*Problem description*. Determine how many lines include the word "Ebene", then give that number and nothing more.

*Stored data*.
** START **
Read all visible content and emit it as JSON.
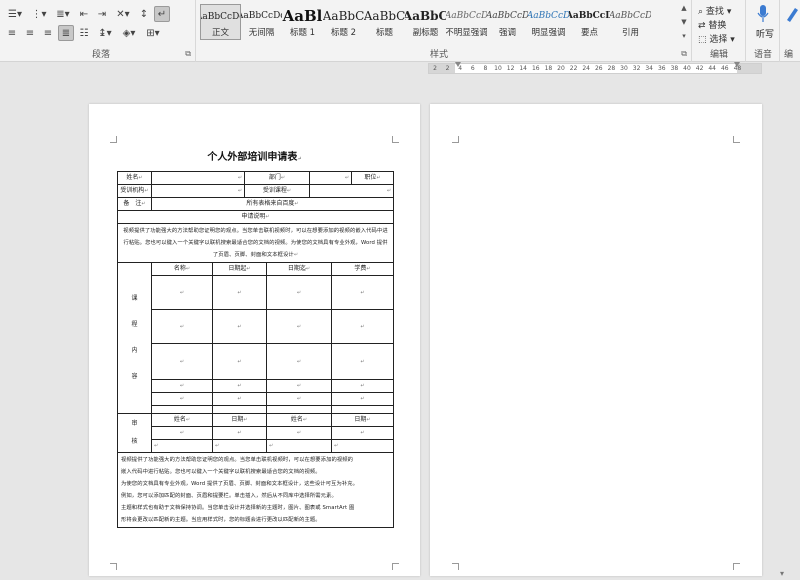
{
  "ribbon": {
    "paragraph_label": "段落",
    "styles_label": "样式",
    "edit_label": "编辑",
    "voice_label": "语音",
    "editor_label": "编",
    "styles": [
      {
        "preview": "AaBbCcDd",
        "name": "正文",
        "size": 9,
        "bold": false,
        "italic": false,
        "color": "#222222",
        "selected": true
      },
      {
        "preview": "AaBbCcDd",
        "name": "无间隔",
        "size": 9,
        "bold": false,
        "italic": false,
        "color": "#222222",
        "selected": false
      },
      {
        "preview": "AaBl",
        "name": "标题 1",
        "size": 15,
        "bold": true,
        "italic": false,
        "color": "#111111",
        "selected": false
      },
      {
        "preview": "AaBbC",
        "name": "标题 2",
        "size": 12,
        "bold": false,
        "italic": false,
        "color": "#222222",
        "selected": false
      },
      {
        "preview": "AaBbC",
        "name": "标题",
        "size": 12,
        "bold": false,
        "italic": false,
        "color": "#222222",
        "selected": false
      },
      {
        "preview": "AaBbC",
        "name": "副标题",
        "size": 12,
        "bold": true,
        "italic": false,
        "color": "#222222",
        "selected": false
      },
      {
        "preview": "AaBbCcD",
        "name": "不明显强调",
        "size": 9,
        "bold": false,
        "italic": true,
        "color": "#666666",
        "selected": false
      },
      {
        "preview": "AaBbCcD",
        "name": "强调",
        "size": 9,
        "bold": false,
        "italic": true,
        "color": "#444444",
        "selected": false
      },
      {
        "preview": "AaBbCcD",
        "name": "明显强调",
        "size": 9,
        "bold": false,
        "italic": true,
        "color": "#2e74b5",
        "selected": false
      },
      {
        "preview": "AaBbCcD",
        "name": "要点",
        "size": 9,
        "bold": true,
        "italic": false,
        "color": "#222222",
        "selected": false
      },
      {
        "preview": "AaBbCcD",
        "name": "引用",
        "size": 9,
        "bold": false,
        "italic": true,
        "color": "#555555",
        "selected": false
      }
    ],
    "edit_items": [
      {
        "icon": "search-icon",
        "label": "查找"
      },
      {
        "icon": "replace-icon",
        "label": "替换"
      },
      {
        "icon": "select-icon",
        "label": "选择"
      }
    ],
    "voice": {
      "icon": "microphone-icon",
      "label": "听写"
    }
  },
  "ruler": {
    "ticks": [
      "2",
      "2",
      "4",
      "6",
      "8",
      "10",
      "12",
      "14",
      "16",
      "18",
      "20",
      "22",
      "24",
      "26",
      "28",
      "30",
      "32",
      "34",
      "36",
      "38",
      "40",
      "42",
      "44",
      "46",
      "48"
    ]
  },
  "form": {
    "title": "个人外部培训申请表",
    "name_label": "姓名",
    "dept_label": "部门",
    "position_label": "职位",
    "org_label": "受训机构",
    "course_label": "受训课程",
    "remark_label": "备　注",
    "remark_value": "所有表格来自百度",
    "desc_label": "申请说明",
    "desc_text": "视频提供了功能强大的方法帮助您证明您的观点。当您单击联机视频时，可以在想要添加的视频的嵌入代码中进行粘贴。您也可以键入一个关键字以联机搜索最适合您的文档的视频。为使您的文档具有专业外观，Word 提供了页眉、页脚、封面和文本框设计",
    "course_content_label": [
      "课",
      "程",
      "内",
      "容"
    ],
    "course_headers": [
      "名称",
      "日期起",
      "日期迄",
      "学费"
    ],
    "approve_label": [
      "审",
      "核"
    ],
    "approve_headers": [
      "姓名",
      "日期",
      "姓名",
      "日期"
    ],
    "footer_lines": [
      "视频提供了功能强大的方法帮助您证明您的观点。当您单击联机视频时，可以在想要添加的视频的",
      "嵌入代码中进行粘贴。您也可以键入一个关键字以联机搜索最适合您的文档的视频。",
      "为使您的文档具有专业外观，Word 提供了页眉、页脚、封面和文本框设计，这些设计可互为补充。",
      "例如，您可以添加匹配的封面、页眉和提要栏。单击插入，然后从不同库中选择所需元素。",
      "主题和样式也有助于文档保持协调。当您单击设计并选择新的主题时，图片、图表或 SmartArt 图",
      "形将会更改以匹配新的主题。当应用样式时，您的标题会进行更改以匹配新的主题。"
    ]
  }
}
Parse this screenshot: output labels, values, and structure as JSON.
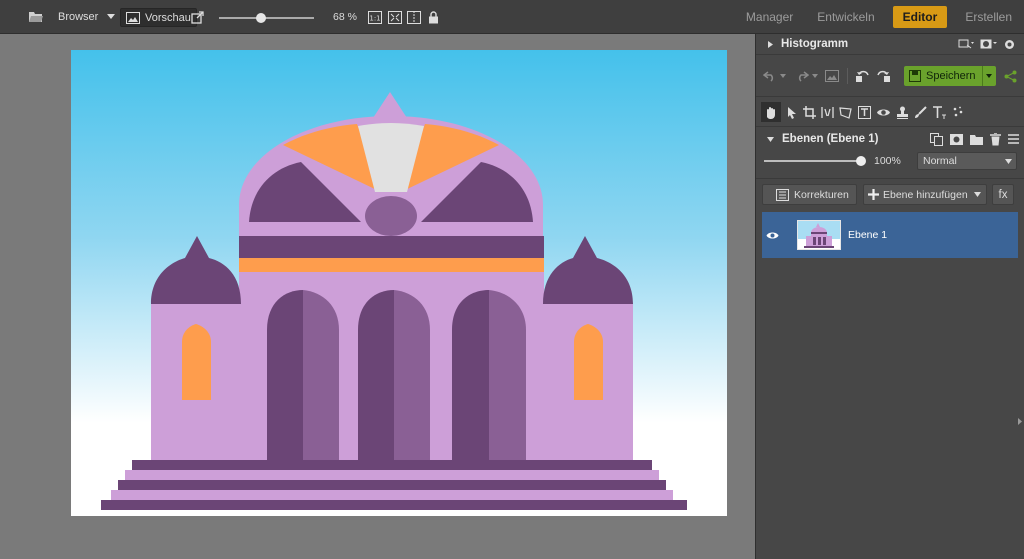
{
  "toolbar": {
    "browser_label": "Browser",
    "preview_label": "Vorschau",
    "zoom_value": "68 %",
    "zoom_slider_fraction": 0.44
  },
  "modes": [
    "Manager",
    "Entwickeln",
    "Editor",
    "Erstellen"
  ],
  "active_mode": "Editor",
  "panel": {
    "histogram_title": "Histogramm",
    "save_label": "Speichern",
    "layers_title": "Ebenen (Ebene 1)",
    "opacity_value": "100%",
    "blend_mode": "Normal",
    "corrections_label": "Korrekturen",
    "add_layer_label": "Ebene hinzufügen",
    "fx_label": "fx",
    "layers": [
      {
        "name": "Ebene 1",
        "visible": true,
        "selected": true
      }
    ]
  },
  "colors": {
    "accent": "#d89a15",
    "save_green": "#6aa22c",
    "layer_selected": "#3b6497"
  }
}
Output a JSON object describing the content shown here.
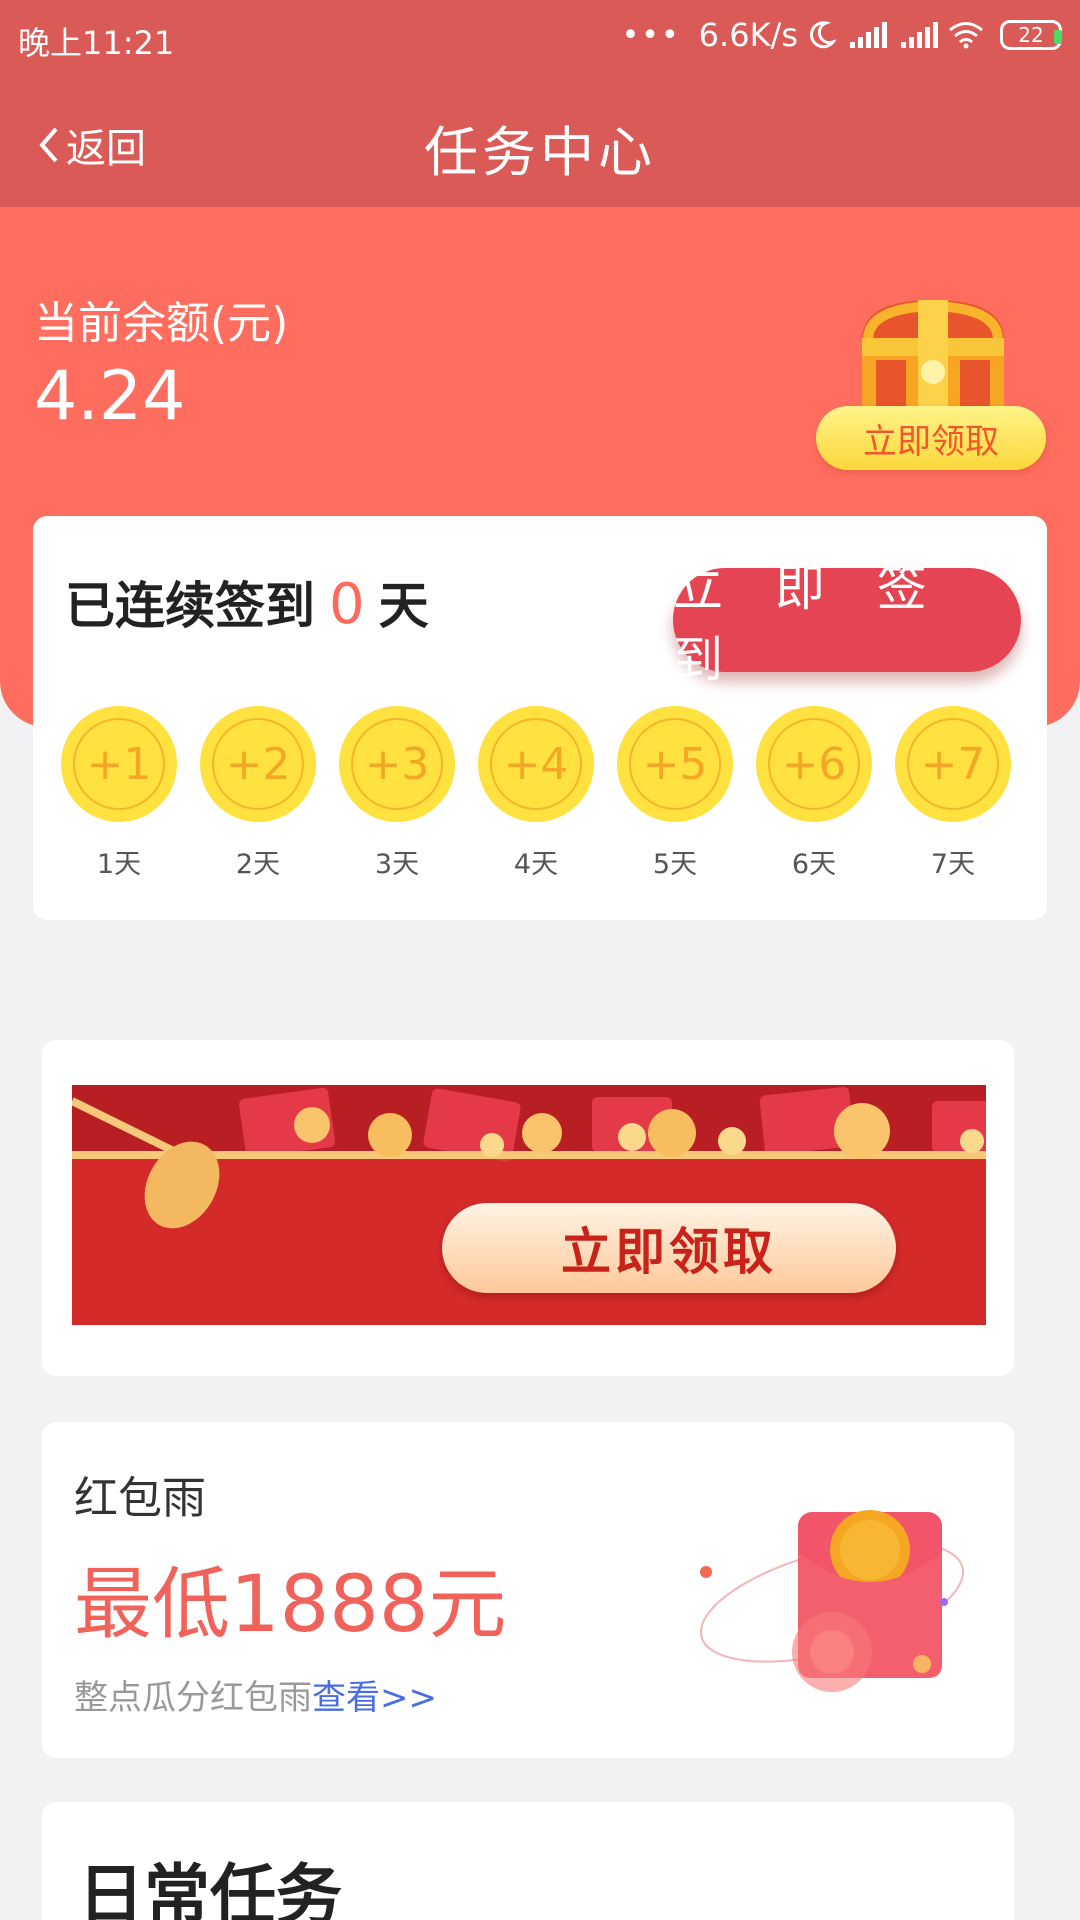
{
  "status_bar": {
    "time": "晚上11:21",
    "speed": "6.6K/s",
    "battery": "22"
  },
  "nav": {
    "back_label": "返回",
    "title": "任务中心"
  },
  "balance": {
    "label": "当前余额(元)",
    "value": "4.24",
    "claim_label": "立即领取"
  },
  "signin": {
    "prefix": "已连续签到",
    "days_count": "0",
    "suffix": "天",
    "button_label": "立 即 签 到",
    "days": [
      {
        "reward": "+1",
        "label": "1天"
      },
      {
        "reward": "+2",
        "label": "2天"
      },
      {
        "reward": "+3",
        "label": "3天"
      },
      {
        "reward": "+4",
        "label": "4天"
      },
      {
        "reward": "+5",
        "label": "5天"
      },
      {
        "reward": "+6",
        "label": "6天"
      },
      {
        "reward": "+7",
        "label": "7天"
      }
    ]
  },
  "banner": {
    "button_label": "立即领取"
  },
  "red_envelope_rain": {
    "title": "红包雨",
    "amount": "最低1888元",
    "description": "整点瓜分红包雨",
    "link": "查看>>"
  },
  "daily_tasks": {
    "title": "日常任务"
  },
  "colors": {
    "header": "#d95a56",
    "hero": "#fe6d5e",
    "accent": "#e54553",
    "coin": "#ffe23f",
    "link": "#4a6ee0"
  }
}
** END **
*Written response*. 3